### Given data ###

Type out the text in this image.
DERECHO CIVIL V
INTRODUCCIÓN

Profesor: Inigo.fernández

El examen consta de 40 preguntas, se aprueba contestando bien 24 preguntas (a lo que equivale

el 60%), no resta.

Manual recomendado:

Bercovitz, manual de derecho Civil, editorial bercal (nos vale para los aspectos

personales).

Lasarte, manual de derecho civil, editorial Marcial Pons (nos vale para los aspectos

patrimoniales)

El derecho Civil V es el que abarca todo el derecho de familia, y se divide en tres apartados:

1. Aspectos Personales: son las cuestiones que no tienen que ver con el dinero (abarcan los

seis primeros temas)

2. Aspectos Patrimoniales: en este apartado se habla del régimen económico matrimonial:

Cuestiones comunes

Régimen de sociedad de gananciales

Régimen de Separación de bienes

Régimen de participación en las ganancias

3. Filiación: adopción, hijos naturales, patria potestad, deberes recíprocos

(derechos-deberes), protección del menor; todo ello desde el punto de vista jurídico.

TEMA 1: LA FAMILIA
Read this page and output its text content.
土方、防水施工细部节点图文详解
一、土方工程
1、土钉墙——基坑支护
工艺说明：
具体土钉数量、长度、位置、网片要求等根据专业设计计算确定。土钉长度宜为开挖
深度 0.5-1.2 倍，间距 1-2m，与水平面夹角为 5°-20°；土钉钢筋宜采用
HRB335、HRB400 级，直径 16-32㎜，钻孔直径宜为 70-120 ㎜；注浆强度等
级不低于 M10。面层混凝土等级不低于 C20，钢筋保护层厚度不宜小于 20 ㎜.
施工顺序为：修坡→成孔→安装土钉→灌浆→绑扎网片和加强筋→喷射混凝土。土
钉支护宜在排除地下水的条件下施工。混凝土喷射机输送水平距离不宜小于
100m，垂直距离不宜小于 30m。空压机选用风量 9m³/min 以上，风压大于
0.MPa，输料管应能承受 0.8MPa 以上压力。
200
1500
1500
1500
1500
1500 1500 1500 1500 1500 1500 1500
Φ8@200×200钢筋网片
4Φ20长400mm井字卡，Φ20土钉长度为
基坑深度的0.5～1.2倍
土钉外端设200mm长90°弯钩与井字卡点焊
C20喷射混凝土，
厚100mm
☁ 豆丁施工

###

▸ What needs to be done:
Retype all of the entries precisely as they are.

▸ Exercise answer:
Type out the text in this image.
DERECHO CIVIL V
INTRODUCCIÓN

Profesor: Inigo.fernández

El examen consta de 40 preguntas, se aprueba contestando bien 24 preguntas (a lo que equivale

el 60%), no resta.

Manual recomendado:

Bercovitz, manual de derecho Civil, editorial bercal (nos vale para los aspectos

personales).

Lasarte, manual de derecho civil, editorial Marcial Pons (nos vale para los aspectos

patrimoniales)

El derecho Civil V es el que abarca todo el derecho de familia, y se divide en tres apartados:

1. Aspectos Personales: son las cuestiones que no tienen que ver con el dinero (abarcan los

seis primeros temas)

2. Aspectos Patrimoniales: en este apartado se habla del régimen económico matrimonial:

Cuestiones comunes

Régimen de sociedad de gananciales

Régimen de Separación de bienes

Régimen de participación en las ganancias

3. Filiación: adopción, hijos naturales, patria potestad, deberes recíprocos

(derechos-deberes), protección del menor; todo ello desde el punto de vista jurídico.

TEMA 1: LA FAMILIA
Read this page and output its text content.
土方、防水施工细部节点图文详解
一、土方工程
1、土钉墙——基坑支护
工艺说明：
具体土钉数量、长度、位置、网片要求等根据专业设计计算确定。土钉长度宜为开挖
深度 0.5-1.2 倍，间距 1-2m，与水平面夹角为 5°-20°；土钉钢筋宜采用
HRB335、HRB400 级，直径 16-32㎜，钻孔直径宜为 70-120 ㎜；注浆强度等
级不低于 M10。面层混凝土等级不低于 C20，钢筋保护层厚度不宜小于 20 ㎜.
施工顺序为：修坡→成孔→安装土钉→灌浆→绑扎网片和加强筋→喷射混凝土。土
钉支护宜在排除地下水的条件下施工。混凝土喷射机输送水平距离不宜小于
100m，垂直距离不宜小于 30m。空压机选用风量 9m³/min 以上，风压大于
0.MPa，输料管应能承受 0.8MPa 以上压力。
200
1500
1500
1500
1500
1500 1500 1500 1500 1500 1500 1500
Φ8@200×200钢筋网片
4Φ20长400mm井字卡，Φ20土钉长度为
基坑深度的0.5～1.2倍
土钉外端设200mm长90°弯钩与井字卡点焊
C20喷射混凝土，
厚100mm
☁ 豆丁施工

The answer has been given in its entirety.